● **Challenge**: Copy every entry exactly as given, minus the images.

[start Dataset rows]

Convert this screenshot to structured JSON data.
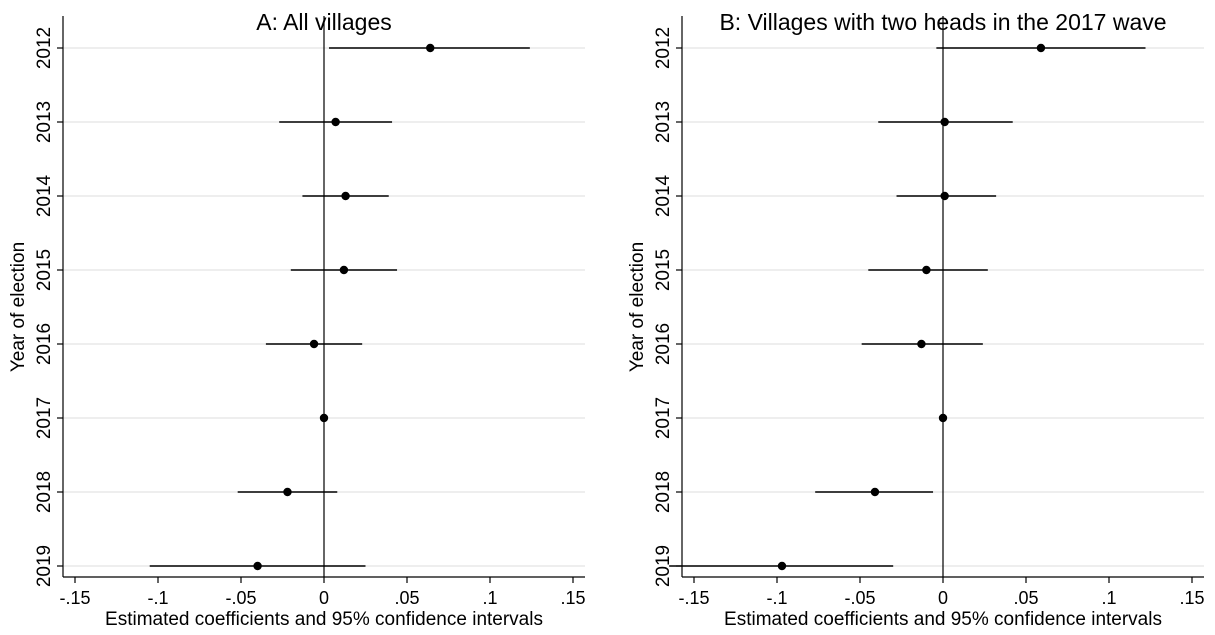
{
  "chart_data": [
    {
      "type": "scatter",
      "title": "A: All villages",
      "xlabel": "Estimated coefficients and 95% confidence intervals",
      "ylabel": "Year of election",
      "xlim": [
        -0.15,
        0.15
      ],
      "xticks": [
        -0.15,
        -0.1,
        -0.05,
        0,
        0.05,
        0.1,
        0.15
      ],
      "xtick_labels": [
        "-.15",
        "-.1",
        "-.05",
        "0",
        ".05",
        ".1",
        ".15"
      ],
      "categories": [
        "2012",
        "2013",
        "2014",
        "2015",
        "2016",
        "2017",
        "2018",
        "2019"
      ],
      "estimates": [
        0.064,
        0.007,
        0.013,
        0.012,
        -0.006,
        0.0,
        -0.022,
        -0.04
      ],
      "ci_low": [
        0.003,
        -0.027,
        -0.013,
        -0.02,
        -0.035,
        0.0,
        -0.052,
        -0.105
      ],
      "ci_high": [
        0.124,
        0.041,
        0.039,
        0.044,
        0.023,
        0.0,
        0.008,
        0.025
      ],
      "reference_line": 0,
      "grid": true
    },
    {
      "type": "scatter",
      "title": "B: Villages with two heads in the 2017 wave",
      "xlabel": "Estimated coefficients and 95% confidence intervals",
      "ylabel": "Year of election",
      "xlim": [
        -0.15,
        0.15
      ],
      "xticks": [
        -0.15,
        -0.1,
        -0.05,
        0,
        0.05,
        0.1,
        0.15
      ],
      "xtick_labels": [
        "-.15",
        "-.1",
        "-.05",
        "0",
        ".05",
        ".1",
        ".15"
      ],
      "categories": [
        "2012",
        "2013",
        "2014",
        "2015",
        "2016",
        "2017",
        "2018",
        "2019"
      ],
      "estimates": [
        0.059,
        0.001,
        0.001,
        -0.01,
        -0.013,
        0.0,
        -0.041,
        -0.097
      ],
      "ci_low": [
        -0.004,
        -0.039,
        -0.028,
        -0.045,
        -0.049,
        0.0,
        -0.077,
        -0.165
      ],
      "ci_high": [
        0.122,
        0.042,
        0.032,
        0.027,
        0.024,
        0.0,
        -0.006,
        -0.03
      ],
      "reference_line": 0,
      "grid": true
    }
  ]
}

[end Dataset rows]

● **Solution to this problem**:
Convert this screenshot to structured JSON data.
{
  "chart_data": [
    {
      "type": "scatter",
      "title": "A: All villages",
      "xlabel": "Estimated coefficients and 95% confidence intervals",
      "ylabel": "Year of election",
      "xlim": [
        -0.15,
        0.15
      ],
      "xticks": [
        -0.15,
        -0.1,
        -0.05,
        0,
        0.05,
        0.1,
        0.15
      ],
      "xtick_labels": [
        "-.15",
        "-.1",
        "-.05",
        "0",
        ".05",
        ".1",
        ".15"
      ],
      "categories": [
        "2012",
        "2013",
        "2014",
        "2015",
        "2016",
        "2017",
        "2018",
        "2019"
      ],
      "estimates": [
        0.064,
        0.007,
        0.013,
        0.012,
        -0.006,
        0.0,
        -0.022,
        -0.04
      ],
      "ci_low": [
        0.003,
        -0.027,
        -0.013,
        -0.02,
        -0.035,
        0.0,
        -0.052,
        -0.105
      ],
      "ci_high": [
        0.124,
        0.041,
        0.039,
        0.044,
        0.023,
        0.0,
        0.008,
        0.025
      ],
      "reference_line": 0,
      "grid": true
    },
    {
      "type": "scatter",
      "title": "B: Villages with two heads in the 2017 wave",
      "xlabel": "Estimated coefficients and 95% confidence intervals",
      "ylabel": "Year of election",
      "xlim": [
        -0.15,
        0.15
      ],
      "xticks": [
        -0.15,
        -0.1,
        -0.05,
        0,
        0.05,
        0.1,
        0.15
      ],
      "xtick_labels": [
        "-.15",
        "-.1",
        "-.05",
        "0",
        ".05",
        ".1",
        ".15"
      ],
      "categories": [
        "2012",
        "2013",
        "2014",
        "2015",
        "2016",
        "2017",
        "2018",
        "2019"
      ],
      "estimates": [
        0.059,
        0.001,
        0.001,
        -0.01,
        -0.013,
        0.0,
        -0.041,
        -0.097
      ],
      "ci_low": [
        -0.004,
        -0.039,
        -0.028,
        -0.045,
        -0.049,
        0.0,
        -0.077,
        -0.165
      ],
      "ci_high": [
        0.122,
        0.042,
        0.032,
        0.027,
        0.024,
        0.0,
        -0.006,
        -0.03
      ],
      "reference_line": 0,
      "grid": true
    }
  ]
}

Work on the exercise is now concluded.